RECORDS FOR PROCESSING start

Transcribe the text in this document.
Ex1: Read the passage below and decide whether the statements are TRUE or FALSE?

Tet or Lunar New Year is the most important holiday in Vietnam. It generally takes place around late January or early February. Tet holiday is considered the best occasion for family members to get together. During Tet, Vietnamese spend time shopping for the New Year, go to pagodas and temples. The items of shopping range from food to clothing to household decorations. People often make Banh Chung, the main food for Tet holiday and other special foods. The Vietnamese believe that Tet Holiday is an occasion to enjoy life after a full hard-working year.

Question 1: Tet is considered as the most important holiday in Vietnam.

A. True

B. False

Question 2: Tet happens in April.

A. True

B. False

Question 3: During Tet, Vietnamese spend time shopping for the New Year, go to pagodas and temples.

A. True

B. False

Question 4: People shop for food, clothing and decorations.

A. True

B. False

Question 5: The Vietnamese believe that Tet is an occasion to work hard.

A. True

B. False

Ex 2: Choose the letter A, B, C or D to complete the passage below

RECORDS FOR PROCESSING end

Take the entries above and transcribe them exactly.

Transcribe the text in this document.
Ex1: Read the passage below and decide whether the statements are TRUE or FALSE?

Tet or Lunar New Year is the most important holiday in Vietnam. It generally takes place around late January or early February. Tet holiday is considered the best occasion for family members to get together. During Tet, Vietnamese spend time shopping for the New Year, go to pagodas and temples. The items of shopping range from food to clothing to household decorations. People often make Banh Chung, the main food for Tet holiday and other special foods. The Vietnamese believe that Tet Holiday is an occasion to enjoy life after a full hard-working year.

Question 1: Tet is considered as the most important holiday in Vietnam.

A. True

B. False

Question 2: Tet happens in April.

A. True

B. False

Question 3: During Tet, Vietnamese spend time shopping for the New Year, go to pagodas and temples.

A. True

B. False

Question 4: People shop for food, clothing and decorations.

A. True

B. False

Question 5: The Vietnamese believe that Tet is an occasion to work hard.

A. True

B. False

Ex 2: Choose the letter A, B, C or D to complete the passage below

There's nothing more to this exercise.